Figure record listings
** start **

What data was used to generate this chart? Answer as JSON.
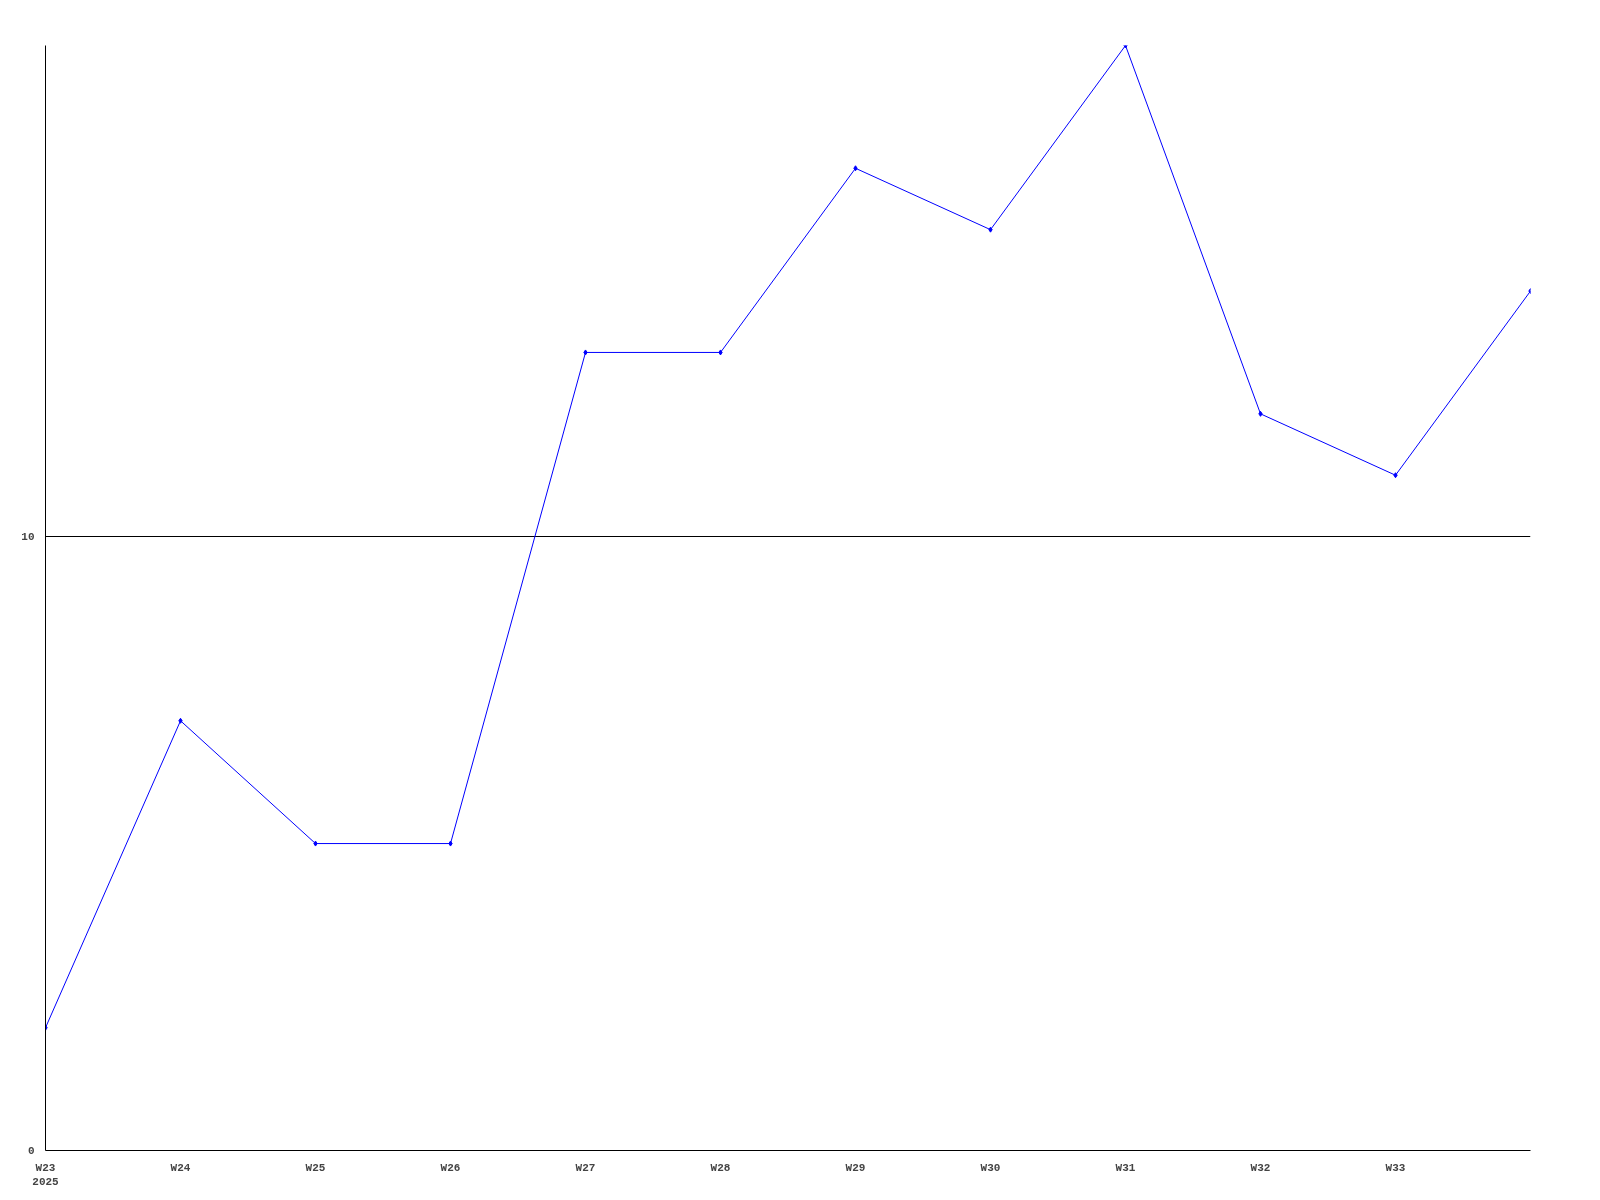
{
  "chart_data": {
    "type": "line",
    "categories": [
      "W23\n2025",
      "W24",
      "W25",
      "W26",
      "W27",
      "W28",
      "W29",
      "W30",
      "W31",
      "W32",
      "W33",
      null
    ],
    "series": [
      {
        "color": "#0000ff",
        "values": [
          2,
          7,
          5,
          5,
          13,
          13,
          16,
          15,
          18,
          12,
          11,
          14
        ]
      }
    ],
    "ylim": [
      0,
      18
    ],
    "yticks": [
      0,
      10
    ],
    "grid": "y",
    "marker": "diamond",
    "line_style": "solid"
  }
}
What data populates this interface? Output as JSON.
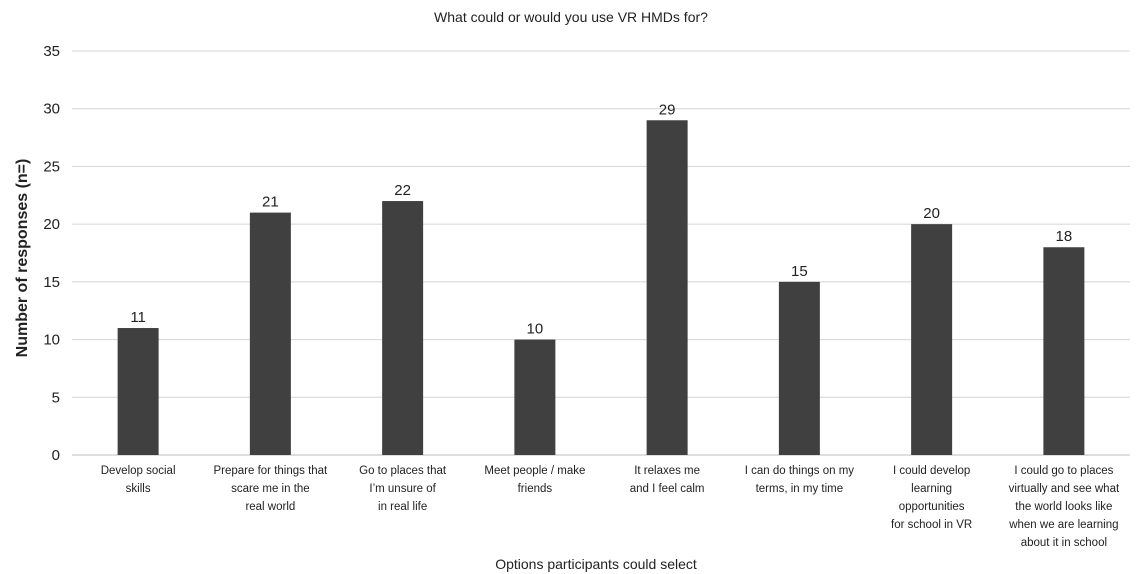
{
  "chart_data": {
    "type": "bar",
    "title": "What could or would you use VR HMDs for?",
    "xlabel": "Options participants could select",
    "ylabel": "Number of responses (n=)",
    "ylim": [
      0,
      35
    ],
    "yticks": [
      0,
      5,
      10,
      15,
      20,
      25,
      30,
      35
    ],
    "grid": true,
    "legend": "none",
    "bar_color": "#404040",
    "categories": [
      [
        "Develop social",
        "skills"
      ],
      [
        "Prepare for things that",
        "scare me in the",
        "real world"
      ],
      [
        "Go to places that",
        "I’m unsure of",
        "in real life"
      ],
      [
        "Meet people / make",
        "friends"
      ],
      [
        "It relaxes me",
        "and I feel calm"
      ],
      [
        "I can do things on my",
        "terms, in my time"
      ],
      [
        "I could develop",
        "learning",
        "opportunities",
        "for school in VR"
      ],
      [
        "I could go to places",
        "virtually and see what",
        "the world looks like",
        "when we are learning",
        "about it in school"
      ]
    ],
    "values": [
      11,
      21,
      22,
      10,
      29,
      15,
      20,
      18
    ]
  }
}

** end **

Your task is to copy the entries in full and exactly, without any images.

• **Solved exercise**
What data was used to generate this chart? Answer as JSON.
{
  "chart_data": {
    "type": "line",
    "categories": [
      "W23\n2025",
      "W24",
      "W25",
      "W26",
      "W27",
      "W28",
      "W29",
      "W30",
      "W31",
      "W32",
      "W33",
      null
    ],
    "series": [
      {
        "color": "#0000ff",
        "values": [
          2,
          7,
          5,
          5,
          13,
          13,
          16,
          15,
          18,
          12,
          11,
          14
        ]
      }
    ],
    "ylim": [
      0,
      18
    ],
    "yticks": [
      0,
      10
    ],
    "grid": "y",
    "marker": "diamond",
    "line_style": "solid"
  }
}
What data populates this interface? Output as JSON.
{
  "chart_data": {
    "type": "bar",
    "title": "What could or would you use VR HMDs for?",
    "xlabel": "Options participants could select",
    "ylabel": "Number of responses (n=)",
    "ylim": [
      0,
      35
    ],
    "yticks": [
      0,
      5,
      10,
      15,
      20,
      25,
      30,
      35
    ],
    "grid": true,
    "legend": "none",
    "bar_color": "#404040",
    "categories": [
      [
        "Develop social",
        "skills"
      ],
      [
        "Prepare for things that",
        "scare me in the",
        "real world"
      ],
      [
        "Go to places that",
        "I’m unsure of",
        "in real life"
      ],
      [
        "Meet people / make",
        "friends"
      ],
      [
        "It relaxes me",
        "and I feel calm"
      ],
      [
        "I can do things on my",
        "terms, in my time"
      ],
      [
        "I could develop",
        "learning",
        "opportunities",
        "for school in VR"
      ],
      [
        "I could go to places",
        "virtually and see what",
        "the world looks like",
        "when we are learning",
        "about it in school"
      ]
    ],
    "values": [
      11,
      21,
      22,
      10,
      29,
      15,
      20,
      18
    ]
  }
}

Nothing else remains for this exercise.